-- Set task --
Print all entries word for word.

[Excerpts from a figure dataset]
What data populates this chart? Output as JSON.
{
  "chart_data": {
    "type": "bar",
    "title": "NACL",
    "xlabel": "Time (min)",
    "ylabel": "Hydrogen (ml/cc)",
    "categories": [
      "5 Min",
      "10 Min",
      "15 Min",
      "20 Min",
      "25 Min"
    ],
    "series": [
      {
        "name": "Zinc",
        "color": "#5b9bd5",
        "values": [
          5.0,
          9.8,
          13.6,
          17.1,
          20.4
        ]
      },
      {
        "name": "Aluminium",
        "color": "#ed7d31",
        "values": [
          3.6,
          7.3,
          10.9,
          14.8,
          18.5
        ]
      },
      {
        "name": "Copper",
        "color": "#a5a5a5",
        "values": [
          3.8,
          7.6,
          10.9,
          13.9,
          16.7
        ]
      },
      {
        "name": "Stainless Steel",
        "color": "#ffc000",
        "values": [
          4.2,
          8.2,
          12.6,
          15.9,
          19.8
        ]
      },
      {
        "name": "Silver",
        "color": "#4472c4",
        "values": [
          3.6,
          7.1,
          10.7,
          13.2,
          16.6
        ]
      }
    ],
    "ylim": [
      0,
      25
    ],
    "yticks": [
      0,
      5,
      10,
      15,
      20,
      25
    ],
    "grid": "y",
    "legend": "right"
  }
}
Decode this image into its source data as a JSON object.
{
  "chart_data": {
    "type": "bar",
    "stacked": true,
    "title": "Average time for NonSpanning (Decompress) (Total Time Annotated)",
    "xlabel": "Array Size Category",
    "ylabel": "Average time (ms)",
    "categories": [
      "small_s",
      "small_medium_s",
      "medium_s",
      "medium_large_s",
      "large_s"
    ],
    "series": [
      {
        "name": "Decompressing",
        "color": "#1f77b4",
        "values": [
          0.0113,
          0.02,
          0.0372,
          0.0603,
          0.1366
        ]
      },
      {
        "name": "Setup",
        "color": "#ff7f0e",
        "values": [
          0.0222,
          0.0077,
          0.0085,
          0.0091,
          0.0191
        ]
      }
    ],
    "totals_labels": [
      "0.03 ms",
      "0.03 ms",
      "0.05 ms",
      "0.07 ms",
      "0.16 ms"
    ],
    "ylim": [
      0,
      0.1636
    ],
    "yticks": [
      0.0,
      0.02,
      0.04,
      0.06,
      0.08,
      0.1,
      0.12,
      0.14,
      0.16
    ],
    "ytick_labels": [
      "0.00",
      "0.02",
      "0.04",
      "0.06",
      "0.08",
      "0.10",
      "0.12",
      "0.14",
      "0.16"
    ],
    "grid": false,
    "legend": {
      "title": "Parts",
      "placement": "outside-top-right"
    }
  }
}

-- Written answer --
What data populates this chart? Output as JSON.
{
  "chart_data": {
    "type": "bar",
    "title": "NACL",
    "xlabel": "Time (min)",
    "ylabel": "Hydrogen (ml/cc)",
    "categories": [
      "5 Min",
      "10 Min",
      "15 Min",
      "20 Min",
      "25 Min"
    ],
    "series": [
      {
        "name": "Zinc",
        "color": "#5b9bd5",
        "values": [
          5.0,
          9.8,
          13.6,
          17.1,
          20.4
        ]
      },
      {
        "name": "Aluminium",
        "color": "#ed7d31",
        "values": [
          3.6,
          7.3,
          10.9,
          14.8,
          18.5
        ]
      },
      {
        "name": "Copper",
        "color": "#a5a5a5",
        "values": [
          3.8,
          7.6,
          10.9,
          13.9,
          16.7
        ]
      },
      {
        "name": "Stainless Steel",
        "color": "#ffc000",
        "values": [
          4.2,
          8.2,
          12.6,
          15.9,
          19.8
        ]
      },
      {
        "name": "Silver",
        "color": "#4472c4",
        "values": [
          3.6,
          7.1,
          10.7,
          13.2,
          16.6
        ]
      }
    ],
    "ylim": [
      0,
      25
    ],
    "yticks": [
      0,
      5,
      10,
      15,
      20,
      25
    ],
    "grid": "y",
    "legend": "right"
  }
}
Decode this image into its source data as a JSON object.
{
  "chart_data": {
    "type": "bar",
    "stacked": true,
    "title": "Average time for NonSpanning (Decompress) (Total Time Annotated)",
    "xlabel": "Array Size Category",
    "ylabel": "Average time (ms)",
    "categories": [
      "small_s",
      "small_medium_s",
      "medium_s",
      "medium_large_s",
      "large_s"
    ],
    "series": [
      {
        "name": "Decompressing",
        "color": "#1f77b4",
        "values": [
          0.0113,
          0.02,
          0.0372,
          0.0603,
          0.1366
        ]
      },
      {
        "name": "Setup",
        "color": "#ff7f0e",
        "values": [
          0.0222,
          0.0077,
          0.0085,
          0.0091,
          0.0191
        ]
      }
    ],
    "totals_labels": [
      "0.03 ms",
      "0.03 ms",
      "0.05 ms",
      "0.07 ms",
      "0.16 ms"
    ],
    "ylim": [
      0,
      0.1636
    ],
    "yticks": [
      0.0,
      0.02,
      0.04,
      0.06,
      0.08,
      0.1,
      0.12,
      0.14,
      0.16
    ],
    "ytick_labels": [
      "0.00",
      "0.02",
      "0.04",
      "0.06",
      "0.08",
      "0.10",
      "0.12",
      "0.14",
      "0.16"
    ],
    "grid": false,
    "legend": {
      "title": "Parts",
      "placement": "outside-top-right"
    }
  }
}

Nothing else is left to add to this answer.